● **INSTRUCTION**
Below are the records; locate each line with the word "triangle" and copy it.

Rows from a figure dataset:
┌──
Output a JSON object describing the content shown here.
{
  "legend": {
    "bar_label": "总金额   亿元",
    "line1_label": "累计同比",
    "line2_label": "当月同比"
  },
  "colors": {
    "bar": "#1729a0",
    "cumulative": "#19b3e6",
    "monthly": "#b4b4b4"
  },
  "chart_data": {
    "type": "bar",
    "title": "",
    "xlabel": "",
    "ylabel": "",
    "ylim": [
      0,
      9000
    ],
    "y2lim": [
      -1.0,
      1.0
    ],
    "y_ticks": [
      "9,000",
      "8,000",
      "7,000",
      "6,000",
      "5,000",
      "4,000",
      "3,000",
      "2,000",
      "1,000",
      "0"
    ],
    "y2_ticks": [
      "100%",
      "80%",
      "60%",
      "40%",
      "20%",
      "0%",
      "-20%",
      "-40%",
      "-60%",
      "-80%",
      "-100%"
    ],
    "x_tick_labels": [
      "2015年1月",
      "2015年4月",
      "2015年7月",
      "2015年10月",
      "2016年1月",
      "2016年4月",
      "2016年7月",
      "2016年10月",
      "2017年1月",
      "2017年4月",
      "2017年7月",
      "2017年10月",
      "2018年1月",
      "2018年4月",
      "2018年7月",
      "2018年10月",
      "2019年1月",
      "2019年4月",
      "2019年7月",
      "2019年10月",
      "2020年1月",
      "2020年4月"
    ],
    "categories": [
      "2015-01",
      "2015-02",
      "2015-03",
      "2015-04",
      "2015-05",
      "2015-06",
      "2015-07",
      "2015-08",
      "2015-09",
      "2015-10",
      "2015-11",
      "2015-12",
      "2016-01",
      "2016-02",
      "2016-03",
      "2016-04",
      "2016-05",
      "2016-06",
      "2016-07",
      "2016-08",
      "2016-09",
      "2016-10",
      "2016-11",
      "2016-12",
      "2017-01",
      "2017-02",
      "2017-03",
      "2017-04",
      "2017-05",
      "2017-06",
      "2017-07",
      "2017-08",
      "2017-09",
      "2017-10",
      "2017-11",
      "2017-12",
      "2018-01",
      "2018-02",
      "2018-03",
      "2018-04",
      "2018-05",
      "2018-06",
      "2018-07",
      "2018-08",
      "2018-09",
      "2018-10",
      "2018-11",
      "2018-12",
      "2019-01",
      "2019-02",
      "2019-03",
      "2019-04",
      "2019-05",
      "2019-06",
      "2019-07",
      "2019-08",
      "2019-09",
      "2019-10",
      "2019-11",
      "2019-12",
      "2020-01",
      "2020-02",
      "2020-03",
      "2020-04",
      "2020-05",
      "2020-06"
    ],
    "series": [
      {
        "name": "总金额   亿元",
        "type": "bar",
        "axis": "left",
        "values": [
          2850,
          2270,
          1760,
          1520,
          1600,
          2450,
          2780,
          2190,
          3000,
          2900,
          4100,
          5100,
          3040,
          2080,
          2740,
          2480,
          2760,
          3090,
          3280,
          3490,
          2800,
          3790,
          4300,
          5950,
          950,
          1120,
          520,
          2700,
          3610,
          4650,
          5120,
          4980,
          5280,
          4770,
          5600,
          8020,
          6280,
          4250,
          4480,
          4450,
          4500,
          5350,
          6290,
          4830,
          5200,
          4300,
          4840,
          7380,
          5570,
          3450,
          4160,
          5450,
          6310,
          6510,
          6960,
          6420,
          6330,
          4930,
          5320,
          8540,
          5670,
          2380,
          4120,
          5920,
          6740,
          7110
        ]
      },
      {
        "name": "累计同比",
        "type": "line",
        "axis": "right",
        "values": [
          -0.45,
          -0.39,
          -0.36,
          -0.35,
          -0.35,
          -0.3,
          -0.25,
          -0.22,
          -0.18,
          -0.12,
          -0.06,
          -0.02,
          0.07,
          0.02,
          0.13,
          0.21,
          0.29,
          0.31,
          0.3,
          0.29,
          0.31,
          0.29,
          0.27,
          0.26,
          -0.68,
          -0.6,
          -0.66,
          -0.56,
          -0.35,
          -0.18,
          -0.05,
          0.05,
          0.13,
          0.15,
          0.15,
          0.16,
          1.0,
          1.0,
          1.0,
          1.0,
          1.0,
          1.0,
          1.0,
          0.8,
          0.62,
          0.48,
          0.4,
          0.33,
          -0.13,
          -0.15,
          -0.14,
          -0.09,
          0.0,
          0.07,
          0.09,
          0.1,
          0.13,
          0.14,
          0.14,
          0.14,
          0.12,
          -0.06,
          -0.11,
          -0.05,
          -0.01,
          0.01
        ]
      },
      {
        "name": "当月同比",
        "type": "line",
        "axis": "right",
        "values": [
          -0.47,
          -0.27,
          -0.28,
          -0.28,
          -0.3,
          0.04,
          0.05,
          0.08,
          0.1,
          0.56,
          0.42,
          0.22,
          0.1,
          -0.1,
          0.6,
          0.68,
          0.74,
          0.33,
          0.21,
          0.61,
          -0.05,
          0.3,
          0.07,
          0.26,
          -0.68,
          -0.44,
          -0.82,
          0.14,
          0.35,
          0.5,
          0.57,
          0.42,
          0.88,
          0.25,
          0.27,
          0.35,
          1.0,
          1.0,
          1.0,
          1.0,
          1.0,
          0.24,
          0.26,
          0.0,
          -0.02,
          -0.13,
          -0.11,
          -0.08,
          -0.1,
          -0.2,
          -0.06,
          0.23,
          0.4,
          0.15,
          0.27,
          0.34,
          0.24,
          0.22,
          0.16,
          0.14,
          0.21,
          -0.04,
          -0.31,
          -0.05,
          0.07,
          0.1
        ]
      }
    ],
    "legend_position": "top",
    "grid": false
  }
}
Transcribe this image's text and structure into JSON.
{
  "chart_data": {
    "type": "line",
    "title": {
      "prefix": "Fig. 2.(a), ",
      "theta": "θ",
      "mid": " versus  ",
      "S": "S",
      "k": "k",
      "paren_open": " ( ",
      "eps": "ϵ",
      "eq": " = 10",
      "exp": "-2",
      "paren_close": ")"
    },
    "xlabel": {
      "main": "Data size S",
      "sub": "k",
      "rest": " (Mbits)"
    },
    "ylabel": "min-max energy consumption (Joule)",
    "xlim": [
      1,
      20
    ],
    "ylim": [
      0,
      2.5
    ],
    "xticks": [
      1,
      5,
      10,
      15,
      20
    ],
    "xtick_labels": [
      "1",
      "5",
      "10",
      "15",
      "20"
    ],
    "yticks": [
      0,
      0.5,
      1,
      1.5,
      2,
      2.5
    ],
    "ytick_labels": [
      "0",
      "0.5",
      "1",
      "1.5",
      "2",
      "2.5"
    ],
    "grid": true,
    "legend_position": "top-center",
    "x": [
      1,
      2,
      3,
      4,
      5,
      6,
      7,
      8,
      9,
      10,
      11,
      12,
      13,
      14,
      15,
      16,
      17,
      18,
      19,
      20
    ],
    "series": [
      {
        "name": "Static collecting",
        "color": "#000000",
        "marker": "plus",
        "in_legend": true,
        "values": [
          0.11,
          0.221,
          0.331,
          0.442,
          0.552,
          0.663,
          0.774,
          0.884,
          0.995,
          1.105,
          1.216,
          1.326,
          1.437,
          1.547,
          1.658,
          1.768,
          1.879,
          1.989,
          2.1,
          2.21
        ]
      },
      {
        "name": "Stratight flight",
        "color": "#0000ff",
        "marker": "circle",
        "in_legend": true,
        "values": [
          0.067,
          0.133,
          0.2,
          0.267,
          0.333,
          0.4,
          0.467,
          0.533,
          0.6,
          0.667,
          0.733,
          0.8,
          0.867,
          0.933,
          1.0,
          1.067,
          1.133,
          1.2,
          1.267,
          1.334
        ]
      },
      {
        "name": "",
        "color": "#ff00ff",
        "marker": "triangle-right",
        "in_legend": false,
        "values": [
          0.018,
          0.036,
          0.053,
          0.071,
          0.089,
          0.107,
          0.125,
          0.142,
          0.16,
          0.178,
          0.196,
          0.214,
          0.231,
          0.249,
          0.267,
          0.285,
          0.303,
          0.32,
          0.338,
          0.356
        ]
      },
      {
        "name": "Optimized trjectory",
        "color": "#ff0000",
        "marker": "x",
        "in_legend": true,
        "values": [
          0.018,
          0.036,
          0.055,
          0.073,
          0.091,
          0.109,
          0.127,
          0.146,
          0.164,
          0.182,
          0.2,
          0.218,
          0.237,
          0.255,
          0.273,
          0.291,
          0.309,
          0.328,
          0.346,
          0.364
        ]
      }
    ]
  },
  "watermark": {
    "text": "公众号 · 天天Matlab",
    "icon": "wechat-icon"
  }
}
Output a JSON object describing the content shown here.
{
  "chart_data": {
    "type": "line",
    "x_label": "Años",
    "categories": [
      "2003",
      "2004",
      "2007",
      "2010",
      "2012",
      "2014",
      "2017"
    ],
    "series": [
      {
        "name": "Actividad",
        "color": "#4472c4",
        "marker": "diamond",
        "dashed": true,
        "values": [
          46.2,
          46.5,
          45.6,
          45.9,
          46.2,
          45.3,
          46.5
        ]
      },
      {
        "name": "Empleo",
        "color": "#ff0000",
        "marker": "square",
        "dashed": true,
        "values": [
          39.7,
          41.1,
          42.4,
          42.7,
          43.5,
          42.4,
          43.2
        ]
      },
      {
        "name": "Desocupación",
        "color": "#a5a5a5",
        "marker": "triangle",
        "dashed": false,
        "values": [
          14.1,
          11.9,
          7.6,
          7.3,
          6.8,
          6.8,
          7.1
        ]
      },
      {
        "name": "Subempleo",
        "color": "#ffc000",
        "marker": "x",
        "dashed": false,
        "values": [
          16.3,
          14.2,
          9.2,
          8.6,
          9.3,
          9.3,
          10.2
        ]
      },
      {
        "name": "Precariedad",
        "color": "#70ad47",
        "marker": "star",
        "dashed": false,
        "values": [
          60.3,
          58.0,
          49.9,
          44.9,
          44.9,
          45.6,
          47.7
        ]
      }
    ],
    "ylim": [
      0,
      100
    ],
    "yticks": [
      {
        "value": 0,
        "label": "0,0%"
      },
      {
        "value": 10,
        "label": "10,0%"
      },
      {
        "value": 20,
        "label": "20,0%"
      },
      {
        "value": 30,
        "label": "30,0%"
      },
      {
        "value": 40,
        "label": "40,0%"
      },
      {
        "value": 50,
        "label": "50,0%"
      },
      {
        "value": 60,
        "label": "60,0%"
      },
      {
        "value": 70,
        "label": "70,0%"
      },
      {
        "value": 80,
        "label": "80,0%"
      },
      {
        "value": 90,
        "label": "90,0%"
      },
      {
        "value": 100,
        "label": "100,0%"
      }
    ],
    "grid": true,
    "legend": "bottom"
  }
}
└──
● **EXERCISE SOLUTION**
        "marker": "triangle-right",
        "marker": "triangle",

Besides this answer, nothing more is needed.